** START OF DATA EXTRACT **

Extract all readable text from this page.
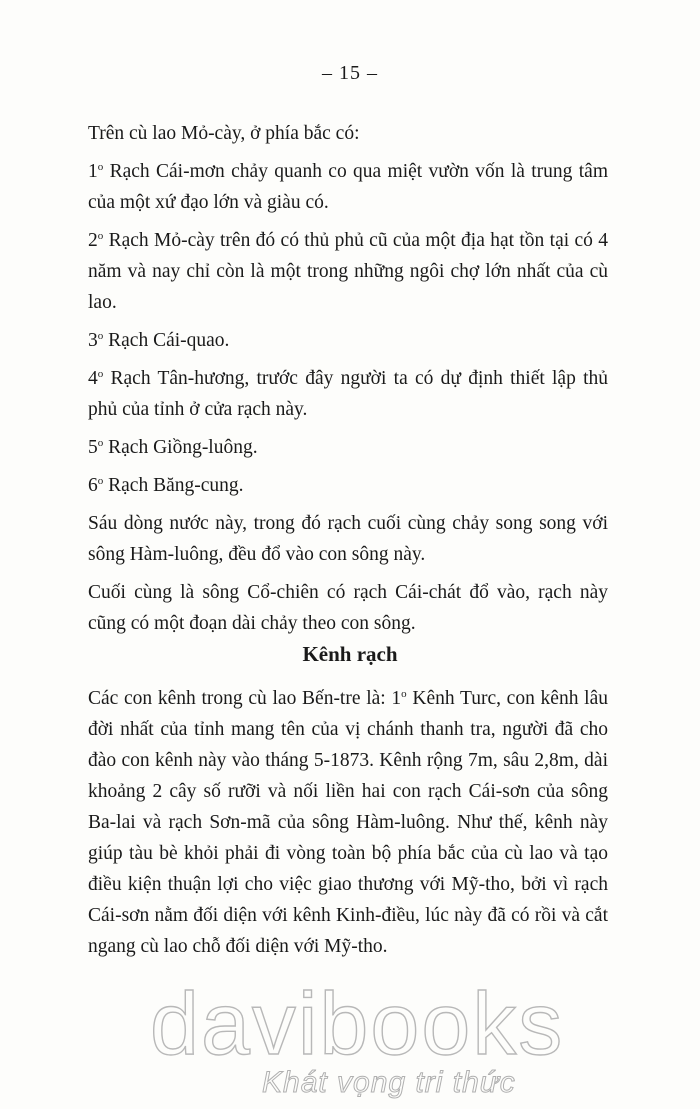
– 15 –

Trên cù lao Mỏ-cày, ở phía bắc có:

1$^o$ Rạch Cái-mơn chảy quanh co qua miệt vườn vốn là trung tâm của một xứ đạo lớn và giàu có.

2$^o$ Rạch Mỏ-cày trên đó có thủ phủ cũ của một địa hạt tồn tại có 4 năm và nay chỉ còn là một trong những ngôi chợ lớn nhất của cù lao.

3$^o$ Rạch Cái-quao.

4$^o$ Rạch Tân-hương, trước đây người ta có dự định thiết lập thủ phủ của tỉnh ở cửa rạch này.

5$^o$ Rạch Giồng-luông.

6$^o$ Rạch Băng-cung.

Sáu dòng nước này, trong đó rạch cuối cùng chảy song song với sông Hàm-luông, đều đổ vào con sông này.

Cuối cùng là sông Cổ-chiên có rạch Cái-chát đổ vào, rạch này cũng có một đoạn dài chảy theo con sông.

Kênh rạch

Các con kênh trong cù lao Bến-tre là: 1$^o$ Kênh Turc, con kênh lâu đời nhất của tỉnh mang tên của vị chánh thanh tra, người đã cho đào con kênh này vào tháng 5-1873. Kênh rộng 7m, sâu 2,8m, dài khoảng 2 cây số rưỡi và nối liền hai con rạch Cái-sơn của sông Ba-lai và rạch Sơn-mã của sông Hàm-luông. Như thế, kênh này giúp tàu bè khỏi phải đi vòng toàn bộ phía bắc của cù lao và tạo điều kiện thuận lợi cho việc giao thương với Mỹ-tho, bởi vì rạch Cái-sơn nằm đối diện với kênh Kinh-điều, lúc này đã có rồi và cắt ngang cù lao chỗ đối diện với Mỹ-tho.

davibooks
Khát vọng tri thức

** END OF DATA EXTRACT **

WHAT TO PRODUCE –
Give the entries again word for word, but skip the pictures.

SOLVED PROBLEM –
Extract all readable text from this page.
– 15 –

Trên cù lao Mỏ-cày, ở phía bắc có:

1$^o$ Rạch Cái-mơn chảy quanh co qua miệt vườn vốn là trung tâm của một xứ đạo lớn và giàu có.

2$^o$ Rạch Mỏ-cày trên đó có thủ phủ cũ của một địa hạt tồn tại có 4 năm và nay chỉ còn là một trong những ngôi chợ lớn nhất của cù lao.

3$^o$ Rạch Cái-quao.

4$^o$ Rạch Tân-hương, trước đây người ta có dự định thiết lập thủ phủ của tỉnh ở cửa rạch này.

5$^o$ Rạch Giồng-luông.

6$^o$ Rạch Băng-cung.

Sáu dòng nước này, trong đó rạch cuối cùng chảy song song với sông Hàm-luông, đều đổ vào con sông này.

Cuối cùng là sông Cổ-chiên có rạch Cái-chát đổ vào, rạch này cũng có một đoạn dài chảy theo con sông.

Kênh rạch

Các con kênh trong cù lao Bến-tre là: 1$^o$ Kênh Turc, con kênh lâu đời nhất của tỉnh mang tên của vị chánh thanh tra, người đã cho đào con kênh này vào tháng 5-1873. Kênh rộng 7m, sâu 2,8m, dài khoảng 2 cây số rưỡi và nối liền hai con rạch Cái-sơn của sông Ba-lai và rạch Sơn-mã của sông Hàm-luông. Như thế, kênh này giúp tàu bè khỏi phải đi vòng toàn bộ phía bắc của cù lao và tạo điều kiện thuận lợi cho việc giao thương với Mỹ-tho, bởi vì rạch Cái-sơn nằm đối diện với kênh Kinh-điều, lúc này đã có rồi và cắt ngang cù lao chỗ đối diện với Mỹ-tho.

davibooks
Khát vọng tri thức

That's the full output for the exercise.